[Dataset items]
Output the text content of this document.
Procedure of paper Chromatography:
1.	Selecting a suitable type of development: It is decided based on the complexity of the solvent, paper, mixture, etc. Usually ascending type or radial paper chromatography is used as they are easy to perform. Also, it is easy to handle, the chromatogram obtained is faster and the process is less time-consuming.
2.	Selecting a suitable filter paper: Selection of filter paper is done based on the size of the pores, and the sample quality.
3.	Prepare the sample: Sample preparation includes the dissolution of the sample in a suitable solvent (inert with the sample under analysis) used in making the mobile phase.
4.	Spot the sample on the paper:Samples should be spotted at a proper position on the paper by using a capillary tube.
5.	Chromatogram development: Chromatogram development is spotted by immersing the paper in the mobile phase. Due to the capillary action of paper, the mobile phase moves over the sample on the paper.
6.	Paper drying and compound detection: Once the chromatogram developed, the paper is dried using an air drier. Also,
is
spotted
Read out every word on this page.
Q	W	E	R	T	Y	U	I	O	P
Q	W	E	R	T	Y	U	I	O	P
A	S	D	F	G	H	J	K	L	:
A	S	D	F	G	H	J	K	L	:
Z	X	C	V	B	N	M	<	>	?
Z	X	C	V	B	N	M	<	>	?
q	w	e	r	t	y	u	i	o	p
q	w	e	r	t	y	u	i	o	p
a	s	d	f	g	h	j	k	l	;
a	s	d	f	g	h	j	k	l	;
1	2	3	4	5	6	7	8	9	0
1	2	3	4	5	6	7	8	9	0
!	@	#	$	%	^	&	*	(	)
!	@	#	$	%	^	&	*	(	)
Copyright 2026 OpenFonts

- Direction
Print every record above exactly as written.

- Response to the exercise
Output the text content of this document.
Procedure of paper Chromatography:
1.	Selecting a suitable type of development: It is decided based on the complexity of the solvent, paper, mixture, etc. Usually ascending type or radial paper chromatography is used as they are easy to perform. Also, it is easy to handle, the chromatogram obtained is faster and the process is less time-consuming.
2.	Selecting a suitable filter paper: Selection of filter paper is done based on the size of the pores, and the sample quality.
3.	Prepare the sample: Sample preparation includes the dissolution of the sample in a suitable solvent (inert with the sample under analysis) used in making the mobile phase.
4.	Spot the sample on the paper:Samples should be spotted at a proper position on the paper by using a capillary tube.
5.	Chromatogram development: Chromatogram development is spotted by immersing the paper in the mobile phase. Due to the capillary action of paper, the mobile phase moves over the sample on the paper.
6.	Paper drying and compound detection: Once the chromatogram developed, the paper is dried using an air drier. Also,
is
spotted
Read out every word on this page.
Q	W	E	R	T	Y	U	I	O	P
Q	W	E	R	T	Y	U	I	O	P
A	S	D	F	G	H	J	K	L	:
A	S	D	F	G	H	J	K	L	:
Z	X	C	V	B	N	M	<	>	?
Z	X	C	V	B	N	M	<	>	?
q	w	e	r	t	y	u	i	o	p
q	w	e	r	t	y	u	i	o	p
a	s	d	f	g	h	j	k	l	;
a	s	d	f	g	h	j	k	l	;
1	2	3	4	5	6	7	8	9	0
1	2	3	4	5	6	7	8	9	0
!	@	#	$	%	^	&	*	(	)
!	@	#	$	%	^	&	*	(	)
Copyright 2026 OpenFonts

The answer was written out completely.